= WHAT YOU WILL DO =
Using the data below, copy each line that includes the word "pare".

— BEGIN EXTRACTED MATERIAL —

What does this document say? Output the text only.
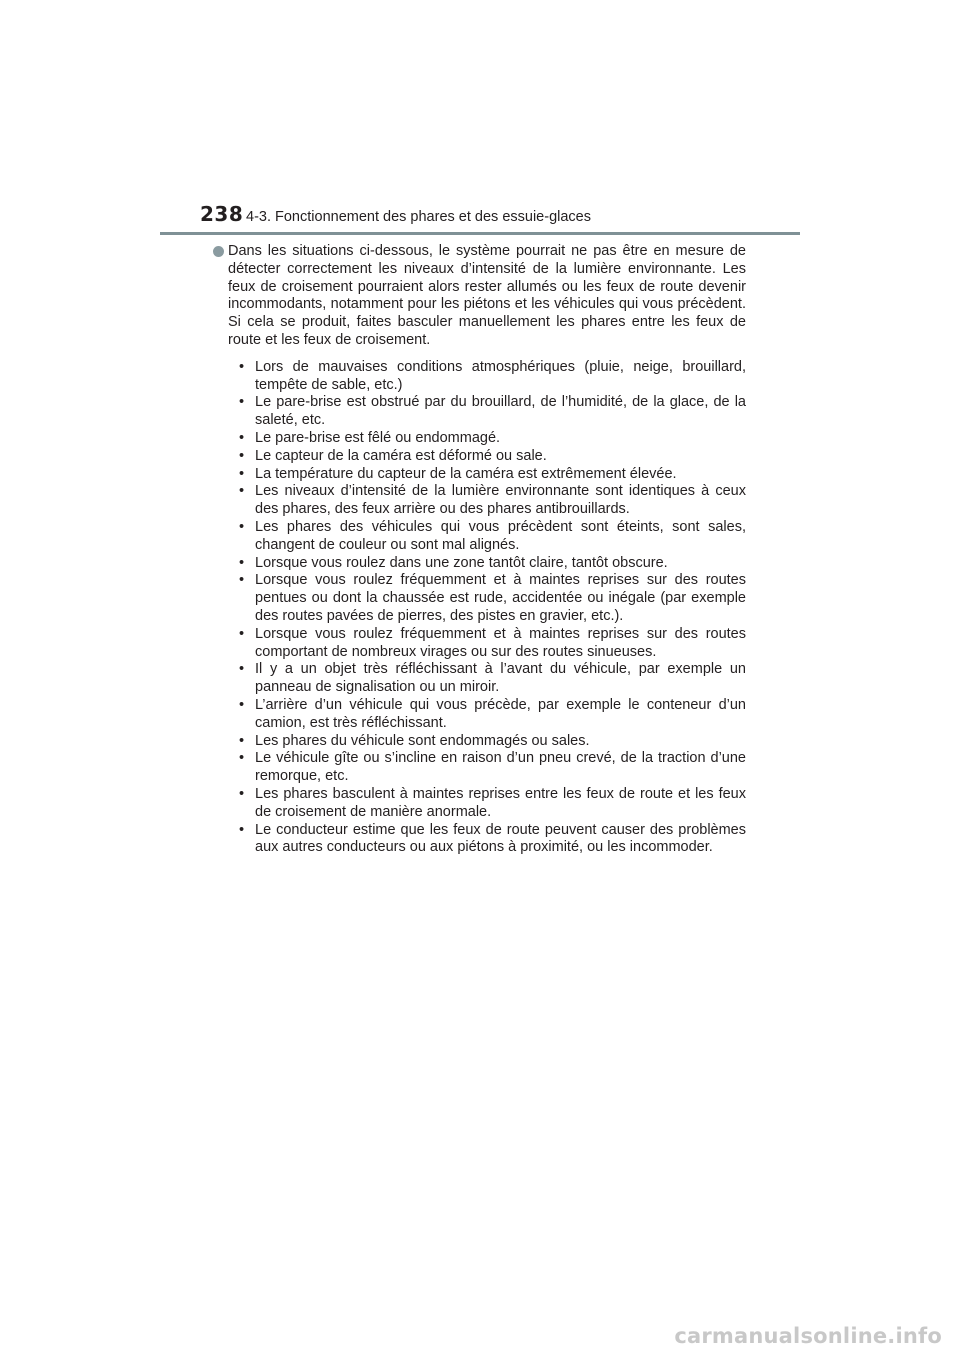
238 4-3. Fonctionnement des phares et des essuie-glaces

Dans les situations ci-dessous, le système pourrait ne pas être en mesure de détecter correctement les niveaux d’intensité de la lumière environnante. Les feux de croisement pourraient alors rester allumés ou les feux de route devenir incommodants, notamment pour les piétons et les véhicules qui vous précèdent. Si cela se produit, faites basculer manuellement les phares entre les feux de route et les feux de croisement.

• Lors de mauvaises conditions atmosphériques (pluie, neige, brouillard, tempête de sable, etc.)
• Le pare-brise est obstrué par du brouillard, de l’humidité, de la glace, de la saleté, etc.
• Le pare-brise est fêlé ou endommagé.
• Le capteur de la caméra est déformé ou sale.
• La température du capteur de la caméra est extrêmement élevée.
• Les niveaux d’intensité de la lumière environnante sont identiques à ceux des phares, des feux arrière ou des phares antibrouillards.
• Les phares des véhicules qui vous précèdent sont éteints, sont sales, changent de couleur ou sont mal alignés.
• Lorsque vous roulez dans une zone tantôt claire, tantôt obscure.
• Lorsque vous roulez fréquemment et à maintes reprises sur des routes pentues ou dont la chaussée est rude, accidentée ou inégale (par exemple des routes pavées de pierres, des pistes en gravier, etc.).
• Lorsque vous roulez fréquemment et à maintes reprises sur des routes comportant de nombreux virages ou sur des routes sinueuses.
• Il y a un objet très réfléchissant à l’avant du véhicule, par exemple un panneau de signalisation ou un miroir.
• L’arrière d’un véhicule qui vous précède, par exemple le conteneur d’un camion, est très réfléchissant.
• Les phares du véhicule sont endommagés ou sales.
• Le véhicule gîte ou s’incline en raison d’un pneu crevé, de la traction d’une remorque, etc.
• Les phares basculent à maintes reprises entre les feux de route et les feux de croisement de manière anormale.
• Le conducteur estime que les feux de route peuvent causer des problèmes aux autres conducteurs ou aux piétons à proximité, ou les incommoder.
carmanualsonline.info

— END EXTRACTED MATERIAL —
— BEGIN EXTRACTED MATERIAL —

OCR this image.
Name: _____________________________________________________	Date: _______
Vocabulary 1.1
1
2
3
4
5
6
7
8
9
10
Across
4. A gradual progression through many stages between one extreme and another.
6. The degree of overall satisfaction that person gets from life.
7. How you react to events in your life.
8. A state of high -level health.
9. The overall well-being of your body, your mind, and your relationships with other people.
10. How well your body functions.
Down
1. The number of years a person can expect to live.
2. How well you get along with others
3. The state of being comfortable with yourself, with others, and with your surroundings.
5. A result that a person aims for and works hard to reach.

— END EXTRACTED MATERIAL —
— BEGIN EXTRACTED MATERIAL —

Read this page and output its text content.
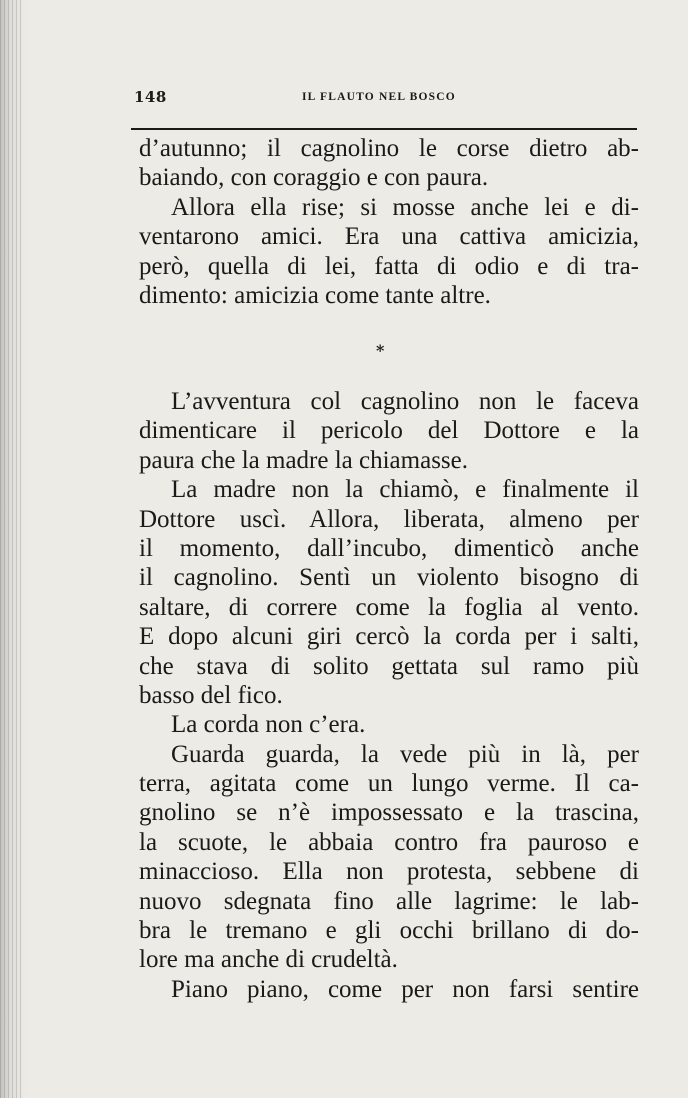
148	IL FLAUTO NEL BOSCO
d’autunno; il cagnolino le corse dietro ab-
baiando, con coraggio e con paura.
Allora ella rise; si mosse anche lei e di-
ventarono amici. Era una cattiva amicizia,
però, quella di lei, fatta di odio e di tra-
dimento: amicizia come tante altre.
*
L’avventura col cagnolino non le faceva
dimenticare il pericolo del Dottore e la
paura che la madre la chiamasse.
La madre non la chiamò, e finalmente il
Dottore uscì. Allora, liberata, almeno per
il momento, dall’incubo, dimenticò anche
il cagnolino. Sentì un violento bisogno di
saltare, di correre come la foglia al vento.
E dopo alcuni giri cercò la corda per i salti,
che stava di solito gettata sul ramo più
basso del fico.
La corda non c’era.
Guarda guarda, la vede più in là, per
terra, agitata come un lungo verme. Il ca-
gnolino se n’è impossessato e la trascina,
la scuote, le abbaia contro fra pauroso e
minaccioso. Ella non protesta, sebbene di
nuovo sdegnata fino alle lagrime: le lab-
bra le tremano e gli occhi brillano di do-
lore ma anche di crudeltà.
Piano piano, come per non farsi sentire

— END EXTRACTED MATERIAL —

= RESULT FOR THIS EXERCISE =
• Le pare-brise est obstrué par du brouillard, de l’humidité, de la glace, de la saleté, etc.
• Le pare-brise est fêlé ou endommagé.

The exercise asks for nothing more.